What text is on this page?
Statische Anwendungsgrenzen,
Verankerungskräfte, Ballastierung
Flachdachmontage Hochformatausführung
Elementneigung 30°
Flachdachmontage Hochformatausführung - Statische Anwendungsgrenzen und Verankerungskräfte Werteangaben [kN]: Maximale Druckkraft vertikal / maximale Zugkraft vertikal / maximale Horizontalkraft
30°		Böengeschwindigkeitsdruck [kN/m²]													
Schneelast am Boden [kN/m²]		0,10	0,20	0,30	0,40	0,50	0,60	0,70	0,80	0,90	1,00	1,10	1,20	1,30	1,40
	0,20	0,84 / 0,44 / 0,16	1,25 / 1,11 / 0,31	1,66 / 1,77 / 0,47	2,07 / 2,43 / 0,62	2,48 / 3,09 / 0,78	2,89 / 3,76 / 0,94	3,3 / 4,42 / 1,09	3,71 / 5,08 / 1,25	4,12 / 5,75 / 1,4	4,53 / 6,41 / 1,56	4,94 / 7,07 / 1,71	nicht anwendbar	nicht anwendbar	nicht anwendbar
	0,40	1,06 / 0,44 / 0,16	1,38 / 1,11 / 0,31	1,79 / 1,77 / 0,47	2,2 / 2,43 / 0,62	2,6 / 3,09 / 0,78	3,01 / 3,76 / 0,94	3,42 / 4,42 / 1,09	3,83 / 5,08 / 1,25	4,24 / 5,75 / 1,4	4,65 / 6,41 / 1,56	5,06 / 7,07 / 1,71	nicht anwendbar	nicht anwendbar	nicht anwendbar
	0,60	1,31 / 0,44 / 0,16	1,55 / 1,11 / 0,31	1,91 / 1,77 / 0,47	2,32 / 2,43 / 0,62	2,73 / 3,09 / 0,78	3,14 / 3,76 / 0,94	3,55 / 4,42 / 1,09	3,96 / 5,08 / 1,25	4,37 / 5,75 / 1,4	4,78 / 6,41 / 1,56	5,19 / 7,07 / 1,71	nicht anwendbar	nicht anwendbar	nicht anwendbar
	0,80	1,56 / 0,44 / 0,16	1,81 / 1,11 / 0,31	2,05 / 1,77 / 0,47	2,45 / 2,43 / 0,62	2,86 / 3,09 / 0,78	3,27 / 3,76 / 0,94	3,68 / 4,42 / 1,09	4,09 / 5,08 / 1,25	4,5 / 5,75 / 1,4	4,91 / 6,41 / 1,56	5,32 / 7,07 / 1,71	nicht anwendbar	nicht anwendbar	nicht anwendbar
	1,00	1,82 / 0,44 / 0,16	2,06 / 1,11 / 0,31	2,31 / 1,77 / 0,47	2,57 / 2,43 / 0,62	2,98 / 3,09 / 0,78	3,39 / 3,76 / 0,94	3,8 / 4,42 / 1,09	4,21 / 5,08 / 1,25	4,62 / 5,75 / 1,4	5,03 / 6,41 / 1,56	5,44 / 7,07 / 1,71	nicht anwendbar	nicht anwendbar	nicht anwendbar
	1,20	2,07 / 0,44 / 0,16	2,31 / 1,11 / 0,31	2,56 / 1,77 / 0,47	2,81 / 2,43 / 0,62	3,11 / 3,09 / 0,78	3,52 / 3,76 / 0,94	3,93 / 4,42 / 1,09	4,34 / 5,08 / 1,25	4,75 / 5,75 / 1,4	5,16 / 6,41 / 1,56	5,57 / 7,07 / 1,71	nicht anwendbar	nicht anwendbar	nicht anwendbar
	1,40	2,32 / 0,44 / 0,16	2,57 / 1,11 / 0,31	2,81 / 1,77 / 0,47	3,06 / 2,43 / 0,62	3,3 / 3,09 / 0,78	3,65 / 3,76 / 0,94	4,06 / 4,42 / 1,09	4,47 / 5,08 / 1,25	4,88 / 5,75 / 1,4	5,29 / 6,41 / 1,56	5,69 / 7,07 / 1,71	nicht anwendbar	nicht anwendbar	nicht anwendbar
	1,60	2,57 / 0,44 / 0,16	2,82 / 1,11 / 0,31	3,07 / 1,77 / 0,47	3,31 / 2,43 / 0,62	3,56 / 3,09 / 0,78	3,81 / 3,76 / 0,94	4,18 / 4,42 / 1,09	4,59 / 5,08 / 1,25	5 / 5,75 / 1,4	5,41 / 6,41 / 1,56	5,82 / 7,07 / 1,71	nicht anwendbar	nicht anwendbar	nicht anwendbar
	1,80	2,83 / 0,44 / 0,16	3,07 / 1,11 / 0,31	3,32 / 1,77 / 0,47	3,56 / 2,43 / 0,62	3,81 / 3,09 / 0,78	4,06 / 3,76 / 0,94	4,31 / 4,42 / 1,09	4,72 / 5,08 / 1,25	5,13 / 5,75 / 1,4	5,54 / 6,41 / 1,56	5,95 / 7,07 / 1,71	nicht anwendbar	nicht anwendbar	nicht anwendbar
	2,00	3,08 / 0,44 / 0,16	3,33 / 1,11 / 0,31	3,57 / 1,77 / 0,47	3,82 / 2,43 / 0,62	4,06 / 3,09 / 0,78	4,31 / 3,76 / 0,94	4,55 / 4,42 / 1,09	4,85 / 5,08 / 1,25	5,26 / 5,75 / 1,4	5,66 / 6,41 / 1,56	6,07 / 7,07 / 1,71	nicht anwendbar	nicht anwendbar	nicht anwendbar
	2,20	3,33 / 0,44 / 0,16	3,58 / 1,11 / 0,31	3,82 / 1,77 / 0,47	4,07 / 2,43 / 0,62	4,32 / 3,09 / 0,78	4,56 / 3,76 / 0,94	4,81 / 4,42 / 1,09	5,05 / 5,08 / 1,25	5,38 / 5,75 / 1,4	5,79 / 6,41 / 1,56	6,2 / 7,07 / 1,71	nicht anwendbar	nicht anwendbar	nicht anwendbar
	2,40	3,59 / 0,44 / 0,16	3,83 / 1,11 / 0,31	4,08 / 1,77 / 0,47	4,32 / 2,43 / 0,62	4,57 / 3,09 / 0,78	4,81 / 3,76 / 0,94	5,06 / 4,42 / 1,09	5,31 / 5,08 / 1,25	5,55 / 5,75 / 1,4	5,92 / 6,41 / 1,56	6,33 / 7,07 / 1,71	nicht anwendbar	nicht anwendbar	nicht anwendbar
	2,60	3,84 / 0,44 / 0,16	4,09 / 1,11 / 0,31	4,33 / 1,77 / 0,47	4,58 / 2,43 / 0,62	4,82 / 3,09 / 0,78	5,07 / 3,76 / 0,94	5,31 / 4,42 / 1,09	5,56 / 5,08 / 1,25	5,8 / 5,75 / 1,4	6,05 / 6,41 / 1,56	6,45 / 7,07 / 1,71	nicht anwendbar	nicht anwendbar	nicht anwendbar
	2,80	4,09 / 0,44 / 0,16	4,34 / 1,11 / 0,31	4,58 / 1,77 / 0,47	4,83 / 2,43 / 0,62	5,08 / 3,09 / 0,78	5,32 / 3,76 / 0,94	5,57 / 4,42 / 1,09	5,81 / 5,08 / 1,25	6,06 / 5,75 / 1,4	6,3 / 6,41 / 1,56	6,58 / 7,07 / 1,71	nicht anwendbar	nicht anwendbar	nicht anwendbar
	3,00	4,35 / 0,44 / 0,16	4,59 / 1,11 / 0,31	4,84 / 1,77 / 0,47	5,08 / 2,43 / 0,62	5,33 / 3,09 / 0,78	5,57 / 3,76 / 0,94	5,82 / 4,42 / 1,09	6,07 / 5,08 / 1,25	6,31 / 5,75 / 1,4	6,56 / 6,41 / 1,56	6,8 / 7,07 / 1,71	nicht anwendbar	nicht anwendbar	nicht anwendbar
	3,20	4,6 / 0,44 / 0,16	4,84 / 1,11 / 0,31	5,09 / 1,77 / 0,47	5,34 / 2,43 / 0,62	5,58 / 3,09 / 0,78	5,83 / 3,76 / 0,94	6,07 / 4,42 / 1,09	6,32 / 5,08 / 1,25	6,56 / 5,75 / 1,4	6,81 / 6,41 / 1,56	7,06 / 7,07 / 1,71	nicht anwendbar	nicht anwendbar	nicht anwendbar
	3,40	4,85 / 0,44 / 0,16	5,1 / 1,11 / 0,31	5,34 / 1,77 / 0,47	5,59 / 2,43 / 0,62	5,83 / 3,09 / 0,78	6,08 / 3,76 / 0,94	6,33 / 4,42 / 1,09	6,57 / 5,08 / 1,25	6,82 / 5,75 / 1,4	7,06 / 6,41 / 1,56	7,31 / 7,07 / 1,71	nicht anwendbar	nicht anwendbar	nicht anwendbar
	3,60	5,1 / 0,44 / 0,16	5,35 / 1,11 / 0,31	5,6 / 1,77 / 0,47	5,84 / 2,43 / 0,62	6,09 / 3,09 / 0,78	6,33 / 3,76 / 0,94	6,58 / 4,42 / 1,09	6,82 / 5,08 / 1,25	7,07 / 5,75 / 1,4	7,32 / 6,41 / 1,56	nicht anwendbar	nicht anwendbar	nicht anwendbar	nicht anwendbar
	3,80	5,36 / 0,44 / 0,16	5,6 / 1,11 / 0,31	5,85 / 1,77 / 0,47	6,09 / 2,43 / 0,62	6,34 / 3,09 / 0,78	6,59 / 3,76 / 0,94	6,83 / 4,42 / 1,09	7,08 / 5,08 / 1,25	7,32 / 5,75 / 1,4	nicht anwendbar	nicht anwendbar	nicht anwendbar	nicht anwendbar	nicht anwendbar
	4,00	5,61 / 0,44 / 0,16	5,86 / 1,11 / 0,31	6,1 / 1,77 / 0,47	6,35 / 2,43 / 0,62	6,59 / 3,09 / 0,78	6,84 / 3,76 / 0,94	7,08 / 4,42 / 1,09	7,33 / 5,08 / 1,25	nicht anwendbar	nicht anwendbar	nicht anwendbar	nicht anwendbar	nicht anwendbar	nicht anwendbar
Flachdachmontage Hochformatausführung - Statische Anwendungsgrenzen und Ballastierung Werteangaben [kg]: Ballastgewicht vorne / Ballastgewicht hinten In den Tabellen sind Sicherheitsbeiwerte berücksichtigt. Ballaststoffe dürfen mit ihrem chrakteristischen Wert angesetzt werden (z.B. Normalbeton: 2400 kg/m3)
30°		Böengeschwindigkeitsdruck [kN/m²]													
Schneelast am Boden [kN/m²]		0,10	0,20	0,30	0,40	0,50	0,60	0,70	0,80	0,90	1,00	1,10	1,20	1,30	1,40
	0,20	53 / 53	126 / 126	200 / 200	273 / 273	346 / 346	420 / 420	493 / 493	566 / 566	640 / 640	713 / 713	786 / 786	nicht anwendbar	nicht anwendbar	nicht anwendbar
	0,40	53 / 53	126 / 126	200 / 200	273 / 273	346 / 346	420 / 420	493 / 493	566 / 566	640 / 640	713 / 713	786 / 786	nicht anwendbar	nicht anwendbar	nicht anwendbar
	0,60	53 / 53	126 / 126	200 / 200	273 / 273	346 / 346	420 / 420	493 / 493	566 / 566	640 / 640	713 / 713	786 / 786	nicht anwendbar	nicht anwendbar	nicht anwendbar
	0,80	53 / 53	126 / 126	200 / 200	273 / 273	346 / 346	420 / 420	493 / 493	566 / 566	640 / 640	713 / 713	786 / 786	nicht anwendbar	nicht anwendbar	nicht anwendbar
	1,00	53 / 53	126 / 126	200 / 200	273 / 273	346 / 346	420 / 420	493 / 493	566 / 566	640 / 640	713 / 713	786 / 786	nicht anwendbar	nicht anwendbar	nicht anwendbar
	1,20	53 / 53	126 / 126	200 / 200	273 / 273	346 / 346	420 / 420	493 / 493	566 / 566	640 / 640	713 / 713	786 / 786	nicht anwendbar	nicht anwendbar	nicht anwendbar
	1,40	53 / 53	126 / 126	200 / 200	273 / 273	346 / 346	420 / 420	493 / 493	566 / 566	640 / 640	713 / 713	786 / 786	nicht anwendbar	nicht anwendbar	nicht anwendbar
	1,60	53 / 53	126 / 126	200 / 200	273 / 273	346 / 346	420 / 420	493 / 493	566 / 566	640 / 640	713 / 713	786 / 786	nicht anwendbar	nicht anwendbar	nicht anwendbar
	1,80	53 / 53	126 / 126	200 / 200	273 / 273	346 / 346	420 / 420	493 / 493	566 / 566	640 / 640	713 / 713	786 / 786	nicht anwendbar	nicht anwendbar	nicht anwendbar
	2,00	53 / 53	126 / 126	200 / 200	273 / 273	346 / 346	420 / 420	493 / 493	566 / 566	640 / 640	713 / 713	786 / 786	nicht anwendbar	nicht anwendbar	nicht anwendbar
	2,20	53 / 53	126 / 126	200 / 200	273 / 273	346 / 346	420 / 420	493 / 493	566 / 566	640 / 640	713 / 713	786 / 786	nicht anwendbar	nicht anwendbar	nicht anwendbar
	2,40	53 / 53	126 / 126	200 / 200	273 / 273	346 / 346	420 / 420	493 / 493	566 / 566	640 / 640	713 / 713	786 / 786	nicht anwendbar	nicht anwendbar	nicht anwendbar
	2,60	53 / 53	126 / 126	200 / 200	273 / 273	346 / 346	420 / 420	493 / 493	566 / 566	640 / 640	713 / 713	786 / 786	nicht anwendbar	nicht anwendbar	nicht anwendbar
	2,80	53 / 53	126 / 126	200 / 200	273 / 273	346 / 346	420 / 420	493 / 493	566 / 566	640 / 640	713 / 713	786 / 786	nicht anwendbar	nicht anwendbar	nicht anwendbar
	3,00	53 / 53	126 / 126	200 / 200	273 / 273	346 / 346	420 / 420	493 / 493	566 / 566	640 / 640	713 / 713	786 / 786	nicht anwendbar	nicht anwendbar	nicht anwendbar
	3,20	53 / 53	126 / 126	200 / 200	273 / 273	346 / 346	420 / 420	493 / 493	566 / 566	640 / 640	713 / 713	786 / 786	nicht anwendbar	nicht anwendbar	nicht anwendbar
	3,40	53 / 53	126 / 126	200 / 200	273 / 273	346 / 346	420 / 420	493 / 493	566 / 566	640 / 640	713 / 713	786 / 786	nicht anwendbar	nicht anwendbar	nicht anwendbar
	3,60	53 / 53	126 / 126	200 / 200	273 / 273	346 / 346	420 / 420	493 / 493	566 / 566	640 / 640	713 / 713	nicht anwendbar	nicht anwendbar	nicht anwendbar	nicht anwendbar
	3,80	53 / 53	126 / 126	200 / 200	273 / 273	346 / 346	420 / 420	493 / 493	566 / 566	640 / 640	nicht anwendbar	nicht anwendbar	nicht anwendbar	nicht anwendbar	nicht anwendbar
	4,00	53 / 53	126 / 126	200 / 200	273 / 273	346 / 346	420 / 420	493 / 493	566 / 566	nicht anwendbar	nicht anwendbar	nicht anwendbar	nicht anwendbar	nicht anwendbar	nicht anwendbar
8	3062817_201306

### Set exercise
From the listing, copy every line where the string "Anwendungsgrenzen" appears.

### Problem solution
Statische Anwendungsgrenzen,
Flachdachmontage Hochformatausführung - Statische Anwendungsgrenzen und Verankerungskräfte Werteangaben [kN]: Maximale Druckkraft vertikal / maximale Zugkraft vertikal / maximale Horizontalkraft
Flachdachmontage Hochformatausführung - Statische Anwendungsgrenzen und Ballastierung Werteangaben [kg]: Ballastgewicht vorne / Ballastgewicht hinten In den Tabellen sind Sicherheitsbeiwerte berücksichtigt. Ballaststoffe dürfen mit ihrem chrakteristischen Wert angesetzt werden (z.B. Normalbeton: 2400 kg/m3)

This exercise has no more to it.